# Stated problem
Put every line of the material below into a Markdown table with the columns "Row" and "Line", numbering each row and skipping blank lines. Leave the pictures out.
┄┄┄┄┄┄┄┄┄┄┄┄┄┄┄┄┄┄┄┄
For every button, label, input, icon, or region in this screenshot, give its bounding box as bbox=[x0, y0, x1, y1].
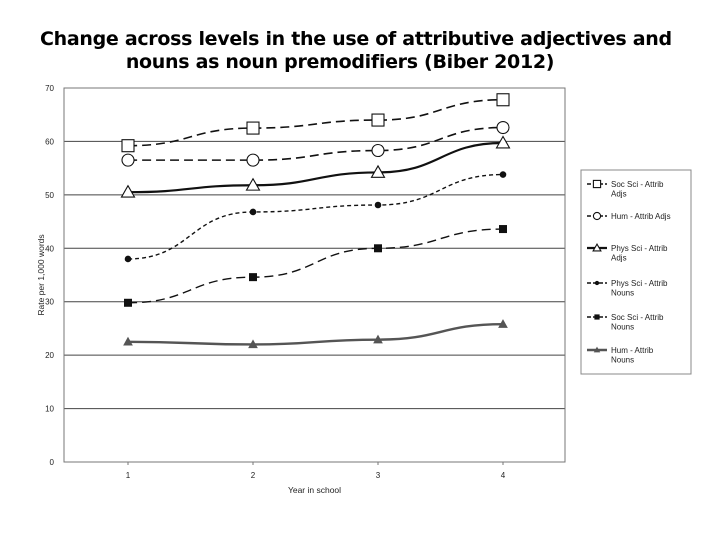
series-0-point-2 bbox=[246, 121, 260, 135]
y-tick-label-60: 60 bbox=[45, 137, 54, 146]
series-line-5 bbox=[127, 322, 504, 346]
series-4-point-4 bbox=[499, 225, 507, 234]
y-tick-label-40: 40 bbox=[45, 244, 54, 253]
legend-marker-5 bbox=[593, 346, 601, 353]
legend-marker-4 bbox=[594, 314, 600, 320]
series-0-point-4 bbox=[496, 93, 510, 107]
chart-title-line-1: Change across levels in the use of attri… bbox=[40, 28, 672, 50]
series-3-point-2 bbox=[249, 208, 257, 216]
series-line-3 bbox=[127, 173, 504, 260]
x-tick-label-1: 1 bbox=[126, 471, 131, 480]
series-5-point-3 bbox=[373, 334, 383, 344]
legend-label-4-line-1: Nouns bbox=[611, 323, 634, 332]
series-0-point-3 bbox=[371, 113, 385, 127]
series-2-point-4 bbox=[495, 135, 511, 149]
legend-marker-1 bbox=[592, 211, 602, 221]
series-4-point-2 bbox=[249, 273, 257, 282]
legend-box bbox=[580, 169, 692, 375]
series-3-point-1 bbox=[124, 255, 132, 263]
series-line-1 bbox=[128, 126, 504, 161]
legend-label-3-line-1: Nouns bbox=[611, 289, 634, 298]
plot-area-frame bbox=[63, 87, 566, 463]
series-2-point-1 bbox=[120, 184, 136, 198]
series-line-4 bbox=[127, 228, 504, 304]
series-1-point-1 bbox=[121, 153, 135, 167]
series-5-point-1 bbox=[123, 336, 133, 346]
legend-marker-0 bbox=[592, 179, 602, 189]
y-tick-label-20: 20 bbox=[45, 351, 54, 360]
series-line-0 bbox=[127, 98, 504, 147]
y-tick-label-70: 70 bbox=[45, 84, 54, 93]
series-line-2 bbox=[127, 141, 504, 194]
x-tick-label-3: 3 bbox=[376, 471, 381, 480]
series-3-point-3 bbox=[374, 201, 382, 209]
x-tick-label-2: 2 bbox=[251, 471, 256, 480]
series-2-point-3 bbox=[370, 164, 386, 178]
legend-label-0-line-1: Adjs bbox=[611, 190, 627, 199]
y-tick-label-10: 10 bbox=[45, 405, 54, 414]
series-2-point-2 bbox=[245, 177, 261, 191]
y-tick-label-0: 0 bbox=[50, 458, 55, 467]
series-1-point-4 bbox=[496, 120, 510, 135]
legend-label-1-line-0: Hum - Attrib Adjs bbox=[611, 212, 671, 221]
y-axis-label: Rate per 1,000 words bbox=[36, 234, 46, 315]
series-4-point-3 bbox=[374, 244, 382, 253]
y-tick-label-30: 30 bbox=[45, 298, 54, 307]
x-tick-label-4: 4 bbox=[501, 471, 506, 480]
series-1-point-2 bbox=[246, 153, 260, 167]
series-3-point-4 bbox=[499, 171, 507, 178]
legend-label-4-line-0: Soc Sci - Attrib bbox=[611, 313, 664, 322]
series-4-point-1 bbox=[124, 298, 132, 307]
series-1-point-3 bbox=[371, 143, 385, 158]
legend-label-0-line-0: Soc Sci - Attrib bbox=[611, 180, 664, 189]
series-5-point-2 bbox=[248, 339, 258, 349]
legend-label-5-line-1: Nouns bbox=[611, 356, 634, 365]
legend-marker-2 bbox=[592, 242, 602, 252]
series-0-point-1 bbox=[121, 139, 135, 153]
legend-marker-3 bbox=[594, 280, 600, 286]
chart-title-line-2: nouns as noun premodifiers (Biber 2012) bbox=[125, 51, 555, 73]
legend-label-5-line-0: Hum - Attrib bbox=[611, 346, 654, 355]
series-5-point-4 bbox=[498, 319, 508, 328]
x-axis-label: Year in school bbox=[288, 485, 341, 495]
legend-label-2-line-1: Adjs bbox=[611, 254, 627, 263]
legend-label-3-line-0: Phys Sci - Attrib bbox=[611, 279, 668, 288]
legend-label-2-line-0: Phys Sci - Attrib bbox=[611, 244, 668, 253]
y-tick-label-50: 50 bbox=[45, 191, 54, 200]
chart-title: Change across levels in the use of attri… bbox=[40, 28, 672, 74]
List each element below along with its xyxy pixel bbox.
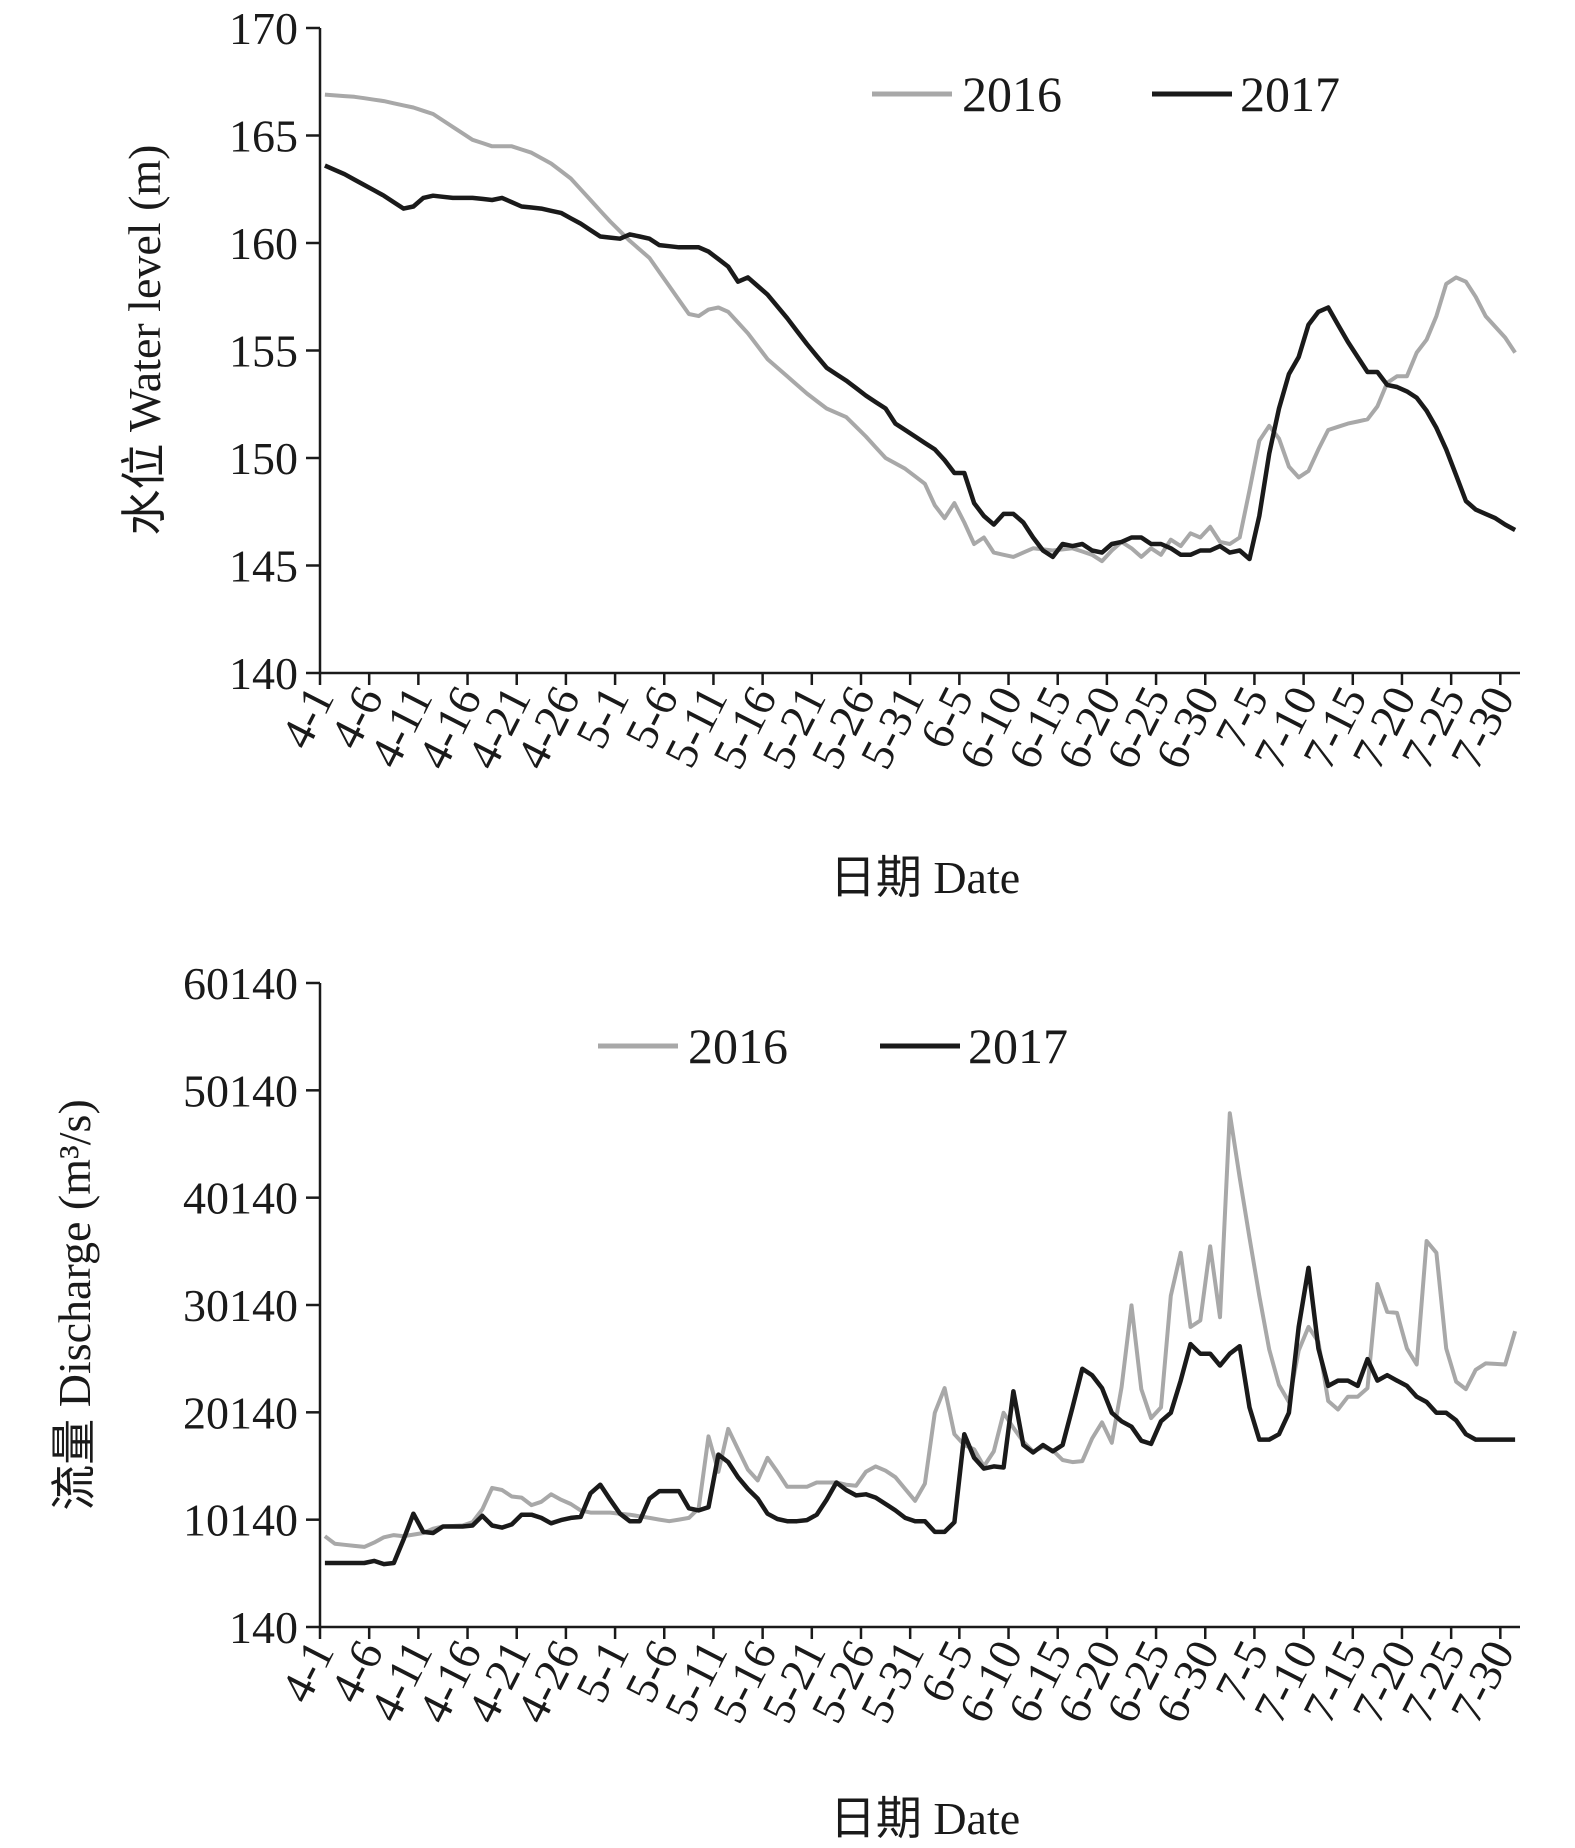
legend: 2016 2017 xyxy=(872,66,1340,122)
y-ticks: 140 145 150 155 160 165 170 xyxy=(229,3,320,699)
discharge-chart: 140 10140 20140 30140 40140 50140 60140 4-14-6… xyxy=(49,958,1524,1844)
y-axis-title: 水位 Water level (m) xyxy=(119,145,170,536)
series-lines xyxy=(323,1111,1518,1567)
y-ticks: 140 10140 20140 30140 40140 50140 60140 xyxy=(183,958,320,1653)
y-tick-label: 10140 xyxy=(183,1495,298,1546)
y-tick-label: 150 xyxy=(229,433,298,484)
series-line-2017 xyxy=(324,163,1517,562)
y-tick-label: 165 xyxy=(229,111,298,162)
x-ticks: 4-14-64-114-164-214-265-15-65-115-165-21… xyxy=(271,1627,1524,1731)
series-line-2016 xyxy=(323,1111,1518,1549)
y-tick-label: 30140 xyxy=(183,1280,298,1331)
y-tick-label: 140 xyxy=(229,1602,298,1653)
y-tick-label: 40140 xyxy=(183,1173,298,1224)
y-tick-label: 140 xyxy=(229,648,298,699)
legend-label-2017: 2017 xyxy=(968,1018,1068,1074)
water-level-chart: 140 145 150 155 160 165 170 4-14-64-114-164-21… xyxy=(119,3,1524,903)
y-tick-label: 145 xyxy=(229,541,298,592)
y-tick-label: 155 xyxy=(229,326,298,377)
series-line-2017 xyxy=(324,1265,1516,1567)
x-axis-title: 日期 Date xyxy=(830,1793,1020,1844)
legend: 2016 2017 xyxy=(598,1018,1068,1074)
series-lines xyxy=(324,92,1517,564)
y-tick-label: 20140 xyxy=(183,1387,298,1438)
y-tick-label: 160 xyxy=(229,218,298,269)
y-tick-label: 50140 xyxy=(183,1065,298,1116)
legend-label-2016: 2016 xyxy=(962,66,1062,122)
series-line-2016 xyxy=(324,92,1517,564)
y-tick-label: 170 xyxy=(229,3,298,54)
x-ticks: 4-14-64-114-164-214-265-15-65-115-165-21… xyxy=(271,673,1524,777)
y-axis-title: 流量 Discharge (m³/s) xyxy=(49,1099,100,1511)
y-tick-label: 60140 xyxy=(183,958,298,1009)
legend-label-2017: 2017 xyxy=(1240,66,1340,122)
x-axis-title: 日期 Date xyxy=(830,852,1020,903)
legend-label-2016: 2016 xyxy=(688,1018,788,1074)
┄┄┄┄┄┄┄┄┄┄┄┄┄┄┄┄┄┄┄┄
# Exercise answer
| Row | Line |
|---|---|
| 1 | For every button, label, input, icon, or region in this screenshot, give its bounding box as bbox=[x0, y0, x1, y1]. |
| 2 | series-0-point-2 bbox=[246, 121, 260, 135] |
| 3 | y-tick-label-60: 60 bbox=[45, 137, 54, 146] |
| 4 | series-line-5 bbox=[127, 322, 504, 346] |
| 5 | series-4-point-4 bbox=[499, 225, 507, 234] |
| 6 | y-tick-label-40: 40 bbox=[45, 244, 54, 253] |
| 7 | legend-marker-5 bbox=[593, 346, 601, 353] |
| 8 | legend-marker-4 bbox=[594, 314, 600, 320] |
| 9 | series-0-point-4 bbox=[496, 93, 510, 107] |
| 10 | chart-title-line-1: Change across levels in the use of attri… bbox=[40, 28, 672, 50] |
| 11 | series-3-point-2 bbox=[249, 208, 257, 216] |
| 12 | series-line-3 bbox=[127, 173, 504, 260] |
| 13 | x-tick-label-1: 1 bbox=[126, 471, 131, 480] |
| 14 | series-5-point-3 bbox=[373, 334, 383, 344] |
| 15 | legend-label-4-line-1: Nouns bbox=[611, 323, 634, 332] |
| 16 | series-0-point-3 bbox=[371, 113, 385, 127] |
| 17 | series-2-point-4 bbox=[495, 135, 511, 149] |
| 18 | legend-marker-1 bbox=[592, 211, 602, 221] |
| 19 | series-4-point-2 bbox=[249, 273, 257, 282] |
| 20 | legend-box bbox=[580, 169, 692, 375] |
| 21 | series-3-point-1 bbox=[124, 255, 132, 263] |
| 22 | series-line-1 bbox=[128, 126, 504, 161] |
| 23 | legend-label-3-line-1: Nouns bbox=[611, 289, 634, 298] |
| 24 | plot-area-frame bbox=[63, 87, 566, 463] |
| 25 | series-2-point-1 bbox=[120, 184, 136, 198] |
| 26 | series-line-4 bbox=[127, 228, 504, 304] |
| 27 | series-1-point-1 bbox=[121, 153, 135, 167] |
| 28 | series-5-point-1 bbox=[123, 336, 133, 346] |
| 29 | legend-marker-0 bbox=[592, 179, 602, 189] |
| 30 | y-tick-label-20: 20 bbox=[45, 351, 54, 360] |
| 31 | series-line-0 bbox=[127, 98, 504, 147] |
| 32 | y-tick-label-70: 70 bbox=[45, 84, 54, 93] |
| 33 | series-line-2 bbox=[127, 141, 504, 194] |
| 34 | x-tick-label-3: 3 bbox=[376, 471, 381, 480] |
| 35 | series-3-point-3 bbox=[374, 201, 382, 209] |
| 36 | x-tick-label-2: 2 bbox=[251, 471, 256, 480] |
| 37 | series-2-point-3 bbox=[370, 164, 386, 178] |
| 38 | legend-label-0-line-1: Adjs bbox=[611, 190, 627, 199] |
| 39 | y-tick-label-10: 10 bbox=[45, 405, 54, 414] |
| 40 | series-2-point-2 bbox=[245, 177, 261, 191] |
| 41 | y-tick-label-0: 0 bbox=[50, 458, 55, 467] |
| 42 | series-1-point-4 bbox=[496, 120, 510, 135] |
| 43 | legend-label-1-line-0: Hum - Attrib Adjs bbox=[611, 212, 671, 221] |
| 44 | y-axis-label: Rate per 1,000 words bbox=[36, 234, 46, 315] |
| 45 | series-4-point-3 bbox=[374, 244, 382, 253] |
| 46 | y-tick-label-30: 30 bbox=[45, 298, 54, 307] |
| 47 | x-tick-label-4: 4 bbox=[501, 471, 506, 480] |
| 48 | series-1-point-2 bbox=[246, 153, 260, 167] |
| 49 | series-3-point-4 bbox=[499, 171, 507, 178] |
| 50 | legend-label-4-line-0: Soc Sci - Attrib bbox=[611, 313, 664, 322] |
| 51 | series-4-point-1 bbox=[124, 298, 132, 307] |
| 52 | series-1-point-3 bbox=[371, 143, 385, 158] |
| 53 | legend-label-0-line-0: Soc Sci - Attrib bbox=[611, 180, 664, 189] |
| 54 | series-5-point-2 bbox=[248, 339, 258, 349] |
| 55 | legend-label-5-line-1: Nouns bbox=[611, 356, 634, 365] |
| 56 | legend-marker-2 bbox=[592, 242, 602, 252] |
| 57 | series-0-point-1 bbox=[121, 139, 135, 153] |
| 58 | legend-marker-3 bbox=[594, 280, 600, 286] |
| 59 | chart-title-line-2: nouns as noun premodifiers (Biber 2012) bbox=[125, 51, 555, 73] |
| 60 | legend-label-5-line-0: Hum - Attrib bbox=[611, 346, 654, 355] |
| 61 | series-5-point-4 bbox=[498, 319, 508, 328] |
| 62 | x-axis-label: Year in school bbox=[288, 485, 341, 495] |
| 63 | legend-label-2-line-1: Adjs bbox=[611, 254, 627, 263] |
| 64 | legend-label-3-line-0: Phys Sci - Attrib bbox=[611, 279, 668, 288] |
| 65 | legend-label-2-line-0: Phys Sci - Attrib bbox=[611, 244, 668, 253] |
| 66 | y-tick-label-50: 50 bbox=[45, 191, 54, 200] |
| 67 | chart-title: Change across levels in the use of attri… bbox=[40, 28, 672, 74] |
| 68 | List each element below along with its xyxy pixel bbox. |
| 69 | legend: 2016 2017 xyxy=(872,66,1340,122) |
| 70 | y-ticks: 140 145 150 155 160 165 170 xyxy=(229,3,320,699) |
| 71 | discharge-chart: 140 10140 20140 30140 40140 50140 60140 4-14-6… xyxy=(49,958,1524,1844) |
| 72 | y-axis-title: 水位 Water level (m) xyxy=(119,145,170,536) |
| 73 | series-lines xyxy=(323,1111,1518,1567) |
| 74 | y-ticks: 140 10140 20140 30140 40140 50140 60140 xyxy=(183,958,320,1653) |
| 75 | y-tick-label: 10140 xyxy=(183,1495,298,1546) |
| 76 | y-tick-label: 150 xyxy=(229,433,298,484) |
| 77 | series-line-2017 xyxy=(324,163,1517,562) |
| 78 | y-tick-label: 165 xyxy=(229,111,298,162) |
| 79 | x-ticks: 4-14-64-114-164-214-265-15-65-115-165-21… xyxy=(271,1627,1524,1731) |
| 80 | series-line-2016 xyxy=(323,1111,1518,1549) |
| 81 | y-tick-label: 30140 xyxy=(183,1280,298,1331) |
| 82 | y-tick-label: 140 xyxy=(229,1602,298,1653) |
| 83 | y-tick-label: 40140 xyxy=(183,1173,298,1224) |
| 84 | y-tick-label: 140 xyxy=(229,648,298,699) |
| 85 | legend-label-2017: 2017 xyxy=(968,1018,1068,1074) |
| 86 | water-level-chart: 140 145 150 155 160 165 170 4-14-64-114-164-21… xyxy=(119,3,1524,903) |
| 87 | y-tick-label: 145 xyxy=(229,541,298,592) |
| 88 | y-tick-label: 155 xyxy=(229,326,298,377) |
| 89 | series-line-2017 xyxy=(324,1265,1516,1567) |
| 90 | x-axis-title: 日期 Date xyxy=(830,1793,1020,1844) |
| 91 | legend: 2016 2017 xyxy=(598,1018,1068,1074) |
| 92 | series-lines xyxy=(324,92,1517,564) |
| 93 | y-tick-label: 20140 xyxy=(183,1387,298,1438) |
| 94 | y-tick-label: 160 xyxy=(229,218,298,269) |
| 95 | y-tick-label: 50140 xyxy=(183,1065,298,1116) |
| 96 | legend-label-2016: 2016 xyxy=(962,66,1062,122) |
| 97 | series-line-2016 xyxy=(324,92,1517,564) |
| 98 | y-tick-label: 170 xyxy=(229,3,298,54) |
| 99 | x-ticks: 4-14-64-114-164-214-265-15-65-115-165-21… xyxy=(271,673,1524,777) |
| 100 | y-axis-title: 流量 Discharge (m³/s) xyxy=(49,1099,100,1511) |
| 101 | y-tick-label: 60140 xyxy=(183,958,298,1009) |
| 102 | legend-label-2017: 2017 xyxy=(1240,66,1340,122) |
| 103 | x-axis-title: 日期 Date xyxy=(830,852,1020,903) |
| 104 | legend-label-2016: 2016 xyxy=(688,1018,788,1074) |